What to do:
Reproduce the article on presidential statements word for word, everything from "After half a" down to "and marital infidelity.".

+++ Passage shown

When presidential words don't line up

After half a term free of scandal, Bush's questionable statement joins a long compendium of famous fibs

"Report: Presidents Washington through Bush may have lied about key matters." This story last year in The Onion newspaper works because, like all good satire, it plays on an element of truth. American presidents through the ages have lied to and misled the public about matters great and small, from secret involvement in war to issues of health and marital infidelity.

So where does George W. Bush's questionable statement in January's State of the Union address - that Saddam Hussein had "recently sought significant quantities of uranium from Africa" - fit in the pantheon of presidential prevarication? [The original version mischaracterized the story with a headline that referred to "Bush's lie," which implies conscious intent, something that has not been established and was not asserted in the story. Also, the story itself has been clarified by referring to Bush's "questionable statement" instead of his "false claim."]

Considered narrowly, the furor over President Bush's statement appears to some as a tempest in a teapot. The claim, now disavowed by the Bush administration, including its intelligence advisers, was only one point in a multifaceted case for going to war. Bush aides also note that the president can't personally fact-check everything that his army of aides includes in speeches, While wishing aloud they'd left that sentence out, they still point to the allegation's technical accuracy: that the information came from British intelligence. The British have yet to disavow it.

++++++
+++ Material provided

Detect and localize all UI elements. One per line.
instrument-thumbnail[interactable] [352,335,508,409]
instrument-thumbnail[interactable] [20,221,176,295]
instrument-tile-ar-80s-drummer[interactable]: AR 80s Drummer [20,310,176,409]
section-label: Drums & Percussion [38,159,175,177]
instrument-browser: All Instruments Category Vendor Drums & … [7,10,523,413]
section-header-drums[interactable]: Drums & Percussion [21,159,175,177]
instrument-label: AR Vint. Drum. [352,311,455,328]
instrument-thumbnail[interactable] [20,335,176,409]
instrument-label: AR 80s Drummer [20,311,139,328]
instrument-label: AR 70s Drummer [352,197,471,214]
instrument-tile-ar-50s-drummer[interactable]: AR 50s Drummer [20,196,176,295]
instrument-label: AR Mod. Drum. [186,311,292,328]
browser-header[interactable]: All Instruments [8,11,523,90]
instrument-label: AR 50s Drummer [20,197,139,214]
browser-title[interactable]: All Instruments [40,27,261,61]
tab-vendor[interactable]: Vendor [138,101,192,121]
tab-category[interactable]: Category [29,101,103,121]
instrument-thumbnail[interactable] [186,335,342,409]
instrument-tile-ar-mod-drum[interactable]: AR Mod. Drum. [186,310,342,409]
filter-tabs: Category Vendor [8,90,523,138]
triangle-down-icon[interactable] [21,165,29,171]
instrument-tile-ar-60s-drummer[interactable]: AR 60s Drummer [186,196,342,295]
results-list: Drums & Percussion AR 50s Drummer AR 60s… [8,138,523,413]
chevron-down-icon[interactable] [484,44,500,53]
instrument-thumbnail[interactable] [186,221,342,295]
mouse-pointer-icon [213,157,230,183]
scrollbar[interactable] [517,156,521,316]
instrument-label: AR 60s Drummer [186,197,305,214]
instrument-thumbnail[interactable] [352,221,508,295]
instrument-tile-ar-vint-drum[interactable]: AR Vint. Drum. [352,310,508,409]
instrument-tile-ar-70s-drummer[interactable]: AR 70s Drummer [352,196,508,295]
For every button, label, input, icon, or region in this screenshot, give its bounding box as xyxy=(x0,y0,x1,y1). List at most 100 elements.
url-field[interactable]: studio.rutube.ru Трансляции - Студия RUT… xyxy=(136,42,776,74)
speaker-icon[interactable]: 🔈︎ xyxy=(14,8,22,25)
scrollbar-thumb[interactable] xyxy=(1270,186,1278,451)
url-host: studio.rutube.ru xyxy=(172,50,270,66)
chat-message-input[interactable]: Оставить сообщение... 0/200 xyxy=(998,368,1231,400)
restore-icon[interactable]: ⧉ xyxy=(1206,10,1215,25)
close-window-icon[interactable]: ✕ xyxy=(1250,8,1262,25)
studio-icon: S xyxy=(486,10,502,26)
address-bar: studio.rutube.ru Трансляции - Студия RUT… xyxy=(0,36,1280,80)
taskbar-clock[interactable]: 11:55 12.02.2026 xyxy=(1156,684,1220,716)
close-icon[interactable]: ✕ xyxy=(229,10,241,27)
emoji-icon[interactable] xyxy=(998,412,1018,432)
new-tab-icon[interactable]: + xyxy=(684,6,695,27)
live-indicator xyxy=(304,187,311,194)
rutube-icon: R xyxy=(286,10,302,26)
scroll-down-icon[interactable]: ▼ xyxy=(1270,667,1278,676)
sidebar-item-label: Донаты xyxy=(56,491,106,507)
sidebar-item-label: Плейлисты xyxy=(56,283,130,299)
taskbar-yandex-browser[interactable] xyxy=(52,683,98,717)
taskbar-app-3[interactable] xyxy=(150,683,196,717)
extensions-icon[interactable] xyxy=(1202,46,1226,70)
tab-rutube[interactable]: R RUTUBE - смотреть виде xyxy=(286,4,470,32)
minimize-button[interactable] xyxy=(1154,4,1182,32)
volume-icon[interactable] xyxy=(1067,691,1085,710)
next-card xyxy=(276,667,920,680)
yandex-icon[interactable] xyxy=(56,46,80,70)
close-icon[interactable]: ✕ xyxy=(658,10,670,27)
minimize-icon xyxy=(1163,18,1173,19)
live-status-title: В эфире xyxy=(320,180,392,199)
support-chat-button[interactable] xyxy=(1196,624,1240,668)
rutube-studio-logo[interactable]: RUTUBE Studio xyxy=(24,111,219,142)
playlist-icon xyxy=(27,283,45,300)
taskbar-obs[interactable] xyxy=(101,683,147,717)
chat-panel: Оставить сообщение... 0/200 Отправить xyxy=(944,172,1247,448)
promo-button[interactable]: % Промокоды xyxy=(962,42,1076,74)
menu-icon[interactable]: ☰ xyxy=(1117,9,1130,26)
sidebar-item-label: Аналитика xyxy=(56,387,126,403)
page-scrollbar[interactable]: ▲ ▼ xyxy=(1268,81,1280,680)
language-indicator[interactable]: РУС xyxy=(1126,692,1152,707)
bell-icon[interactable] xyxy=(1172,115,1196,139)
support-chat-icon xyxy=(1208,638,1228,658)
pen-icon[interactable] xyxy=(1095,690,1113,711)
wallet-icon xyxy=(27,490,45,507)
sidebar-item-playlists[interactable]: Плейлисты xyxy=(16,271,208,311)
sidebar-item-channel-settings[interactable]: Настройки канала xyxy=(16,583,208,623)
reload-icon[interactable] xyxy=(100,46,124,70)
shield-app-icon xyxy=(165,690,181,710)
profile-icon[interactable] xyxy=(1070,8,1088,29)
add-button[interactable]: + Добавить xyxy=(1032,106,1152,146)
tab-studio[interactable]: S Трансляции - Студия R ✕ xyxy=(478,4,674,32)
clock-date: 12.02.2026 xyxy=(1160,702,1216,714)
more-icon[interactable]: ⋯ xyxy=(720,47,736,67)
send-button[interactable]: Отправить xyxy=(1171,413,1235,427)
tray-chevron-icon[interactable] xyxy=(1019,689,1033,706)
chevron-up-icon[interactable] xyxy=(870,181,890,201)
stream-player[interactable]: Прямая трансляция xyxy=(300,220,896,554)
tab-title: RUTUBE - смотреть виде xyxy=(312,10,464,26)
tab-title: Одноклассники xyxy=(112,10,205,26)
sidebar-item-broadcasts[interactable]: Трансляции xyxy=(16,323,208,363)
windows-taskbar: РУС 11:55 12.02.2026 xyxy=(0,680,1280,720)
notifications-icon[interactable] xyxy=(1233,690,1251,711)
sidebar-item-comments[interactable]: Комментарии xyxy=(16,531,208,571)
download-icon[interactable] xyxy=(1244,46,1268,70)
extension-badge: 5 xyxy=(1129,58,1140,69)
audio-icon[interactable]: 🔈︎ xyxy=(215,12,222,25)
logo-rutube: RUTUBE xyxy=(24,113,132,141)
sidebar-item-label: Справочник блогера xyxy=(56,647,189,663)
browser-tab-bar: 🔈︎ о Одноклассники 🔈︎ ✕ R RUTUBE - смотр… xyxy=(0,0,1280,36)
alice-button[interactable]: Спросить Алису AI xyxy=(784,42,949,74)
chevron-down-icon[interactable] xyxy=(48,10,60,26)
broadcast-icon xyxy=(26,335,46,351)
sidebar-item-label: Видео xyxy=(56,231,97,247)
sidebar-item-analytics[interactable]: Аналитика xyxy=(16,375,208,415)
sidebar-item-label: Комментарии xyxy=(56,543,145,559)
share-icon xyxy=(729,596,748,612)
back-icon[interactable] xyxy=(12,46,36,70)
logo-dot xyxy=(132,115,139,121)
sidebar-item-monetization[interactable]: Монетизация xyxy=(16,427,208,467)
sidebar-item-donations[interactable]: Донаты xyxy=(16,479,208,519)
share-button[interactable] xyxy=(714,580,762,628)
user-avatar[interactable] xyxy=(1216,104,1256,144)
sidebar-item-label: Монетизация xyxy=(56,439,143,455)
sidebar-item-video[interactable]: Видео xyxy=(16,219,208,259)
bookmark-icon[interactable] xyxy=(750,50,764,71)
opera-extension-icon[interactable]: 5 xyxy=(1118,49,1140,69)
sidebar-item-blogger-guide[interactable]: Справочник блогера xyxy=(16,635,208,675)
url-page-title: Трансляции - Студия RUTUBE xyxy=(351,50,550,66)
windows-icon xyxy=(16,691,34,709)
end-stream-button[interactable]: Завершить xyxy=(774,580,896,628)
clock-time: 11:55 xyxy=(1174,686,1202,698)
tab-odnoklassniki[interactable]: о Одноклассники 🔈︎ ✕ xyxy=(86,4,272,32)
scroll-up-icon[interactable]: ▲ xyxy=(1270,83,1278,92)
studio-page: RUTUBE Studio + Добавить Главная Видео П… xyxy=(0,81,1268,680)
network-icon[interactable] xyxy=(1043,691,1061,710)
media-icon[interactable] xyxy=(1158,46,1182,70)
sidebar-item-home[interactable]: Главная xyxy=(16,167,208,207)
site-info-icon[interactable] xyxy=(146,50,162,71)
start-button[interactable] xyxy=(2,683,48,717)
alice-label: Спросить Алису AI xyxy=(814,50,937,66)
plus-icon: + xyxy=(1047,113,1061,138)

++++++

Solution for this problem:
After half a term free of scandal, Bush's questionable statement joins a long compendium of famous fibs

"Report: Presidents Washington through Bush may have lied about key matters." This story last year in The Onion newspaper works because, like all good satire, it plays on an element of truth. American presidents through the ages have lied to and misled the public about matters great and small, from secret involvement in war to issues of health and marital infidelity.